### Data section
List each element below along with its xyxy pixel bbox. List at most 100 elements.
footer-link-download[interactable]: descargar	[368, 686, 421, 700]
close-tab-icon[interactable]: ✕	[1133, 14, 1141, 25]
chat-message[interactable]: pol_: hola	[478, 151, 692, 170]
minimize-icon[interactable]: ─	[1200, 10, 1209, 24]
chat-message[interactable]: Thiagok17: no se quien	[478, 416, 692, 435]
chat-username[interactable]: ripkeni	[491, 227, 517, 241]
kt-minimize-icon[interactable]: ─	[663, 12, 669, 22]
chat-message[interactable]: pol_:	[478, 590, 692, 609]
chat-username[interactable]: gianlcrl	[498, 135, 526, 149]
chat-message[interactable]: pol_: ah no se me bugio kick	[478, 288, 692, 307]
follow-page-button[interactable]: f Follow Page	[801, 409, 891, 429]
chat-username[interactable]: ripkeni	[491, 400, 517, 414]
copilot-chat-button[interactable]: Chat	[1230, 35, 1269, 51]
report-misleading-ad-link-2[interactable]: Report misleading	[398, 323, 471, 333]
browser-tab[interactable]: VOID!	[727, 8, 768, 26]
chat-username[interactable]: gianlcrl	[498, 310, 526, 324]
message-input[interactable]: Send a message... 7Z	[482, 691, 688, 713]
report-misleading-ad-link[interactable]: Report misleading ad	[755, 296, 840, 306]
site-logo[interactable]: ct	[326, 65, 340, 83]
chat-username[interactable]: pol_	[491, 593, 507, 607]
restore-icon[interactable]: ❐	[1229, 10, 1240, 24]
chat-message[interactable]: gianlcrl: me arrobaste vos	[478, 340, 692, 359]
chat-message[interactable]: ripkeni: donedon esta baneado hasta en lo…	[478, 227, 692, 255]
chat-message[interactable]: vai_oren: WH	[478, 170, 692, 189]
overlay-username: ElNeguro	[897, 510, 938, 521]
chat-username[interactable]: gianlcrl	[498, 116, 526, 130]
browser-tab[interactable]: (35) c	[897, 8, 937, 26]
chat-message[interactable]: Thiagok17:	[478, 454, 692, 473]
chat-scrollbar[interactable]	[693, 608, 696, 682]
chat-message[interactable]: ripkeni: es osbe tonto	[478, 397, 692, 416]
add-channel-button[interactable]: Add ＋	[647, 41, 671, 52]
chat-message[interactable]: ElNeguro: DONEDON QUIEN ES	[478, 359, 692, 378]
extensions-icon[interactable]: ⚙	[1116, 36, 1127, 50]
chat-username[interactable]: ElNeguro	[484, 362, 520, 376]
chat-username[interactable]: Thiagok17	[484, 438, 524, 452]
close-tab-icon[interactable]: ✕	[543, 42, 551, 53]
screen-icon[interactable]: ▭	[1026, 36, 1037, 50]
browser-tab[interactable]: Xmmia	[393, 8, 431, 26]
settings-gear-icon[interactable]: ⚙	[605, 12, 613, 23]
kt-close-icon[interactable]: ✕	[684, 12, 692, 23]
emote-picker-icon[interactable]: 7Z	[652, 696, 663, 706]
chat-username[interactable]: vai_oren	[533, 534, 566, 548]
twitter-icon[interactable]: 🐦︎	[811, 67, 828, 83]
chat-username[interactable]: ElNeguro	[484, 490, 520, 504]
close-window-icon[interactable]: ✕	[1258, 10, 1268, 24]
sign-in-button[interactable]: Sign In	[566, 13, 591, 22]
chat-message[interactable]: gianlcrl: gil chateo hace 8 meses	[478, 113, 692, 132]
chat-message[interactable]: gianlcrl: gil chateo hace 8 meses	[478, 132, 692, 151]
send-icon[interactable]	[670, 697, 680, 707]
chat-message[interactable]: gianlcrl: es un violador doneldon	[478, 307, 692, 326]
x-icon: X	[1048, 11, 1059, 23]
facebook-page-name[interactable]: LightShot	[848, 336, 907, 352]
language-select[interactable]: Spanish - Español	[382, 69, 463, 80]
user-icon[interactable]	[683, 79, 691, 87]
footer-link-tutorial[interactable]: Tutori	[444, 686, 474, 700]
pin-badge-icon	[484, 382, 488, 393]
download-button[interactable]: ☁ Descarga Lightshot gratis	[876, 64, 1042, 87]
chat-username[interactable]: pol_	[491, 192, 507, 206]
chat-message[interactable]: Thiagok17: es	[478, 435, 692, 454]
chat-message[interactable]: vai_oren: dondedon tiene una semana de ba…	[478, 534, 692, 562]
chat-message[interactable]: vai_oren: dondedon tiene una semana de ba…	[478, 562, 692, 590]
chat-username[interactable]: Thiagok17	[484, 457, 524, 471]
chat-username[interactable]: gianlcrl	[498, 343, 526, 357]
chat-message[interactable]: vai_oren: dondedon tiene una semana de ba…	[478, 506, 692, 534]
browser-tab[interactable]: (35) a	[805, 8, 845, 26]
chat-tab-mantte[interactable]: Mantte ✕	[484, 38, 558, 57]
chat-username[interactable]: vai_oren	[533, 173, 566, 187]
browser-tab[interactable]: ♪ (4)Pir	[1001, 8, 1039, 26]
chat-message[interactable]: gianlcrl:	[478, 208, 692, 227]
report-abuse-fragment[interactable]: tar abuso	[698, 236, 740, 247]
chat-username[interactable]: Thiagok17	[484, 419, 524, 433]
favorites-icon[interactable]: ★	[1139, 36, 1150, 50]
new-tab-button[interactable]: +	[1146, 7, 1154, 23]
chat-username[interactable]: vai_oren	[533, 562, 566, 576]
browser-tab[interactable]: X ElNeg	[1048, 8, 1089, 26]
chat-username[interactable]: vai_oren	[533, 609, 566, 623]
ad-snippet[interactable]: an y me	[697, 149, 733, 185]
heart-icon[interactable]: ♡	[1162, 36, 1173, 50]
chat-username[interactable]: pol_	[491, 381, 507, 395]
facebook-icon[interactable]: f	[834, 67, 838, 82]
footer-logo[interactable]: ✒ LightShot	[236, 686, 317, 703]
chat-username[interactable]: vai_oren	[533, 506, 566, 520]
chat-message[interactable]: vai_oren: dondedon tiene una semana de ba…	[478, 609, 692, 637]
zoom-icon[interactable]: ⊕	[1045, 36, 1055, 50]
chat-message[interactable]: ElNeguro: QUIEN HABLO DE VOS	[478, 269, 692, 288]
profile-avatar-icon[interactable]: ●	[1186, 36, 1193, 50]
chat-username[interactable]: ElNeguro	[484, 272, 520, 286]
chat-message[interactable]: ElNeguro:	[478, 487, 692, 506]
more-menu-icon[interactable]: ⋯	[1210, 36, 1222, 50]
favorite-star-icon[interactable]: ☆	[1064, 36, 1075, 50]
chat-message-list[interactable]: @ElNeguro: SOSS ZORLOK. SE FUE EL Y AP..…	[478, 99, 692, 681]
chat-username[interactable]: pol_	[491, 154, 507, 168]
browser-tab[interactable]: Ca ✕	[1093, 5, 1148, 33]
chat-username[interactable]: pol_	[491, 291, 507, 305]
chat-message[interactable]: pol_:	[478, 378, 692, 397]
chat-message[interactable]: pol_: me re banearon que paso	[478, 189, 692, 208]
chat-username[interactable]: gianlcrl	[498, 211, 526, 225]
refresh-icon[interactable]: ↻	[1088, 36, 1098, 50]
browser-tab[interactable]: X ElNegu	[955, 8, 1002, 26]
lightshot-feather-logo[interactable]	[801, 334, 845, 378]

### Problem description
Reproduce the records verbatim, starting with their first line and going on through the line containing "10, 1209, 24]", with both of those lines included.

### Correct answer
List each element below along with its xyxy pixel bbox. List at most 100 elements.
footer-link-download[interactable]: descargar	[368, 686, 421, 700]
close-tab-icon[interactable]: ✕	[1133, 14, 1141, 25]
chat-message[interactable]: pol_: hola	[478, 151, 692, 170]
minimize-icon[interactable]: ─	[1200, 10, 1209, 24]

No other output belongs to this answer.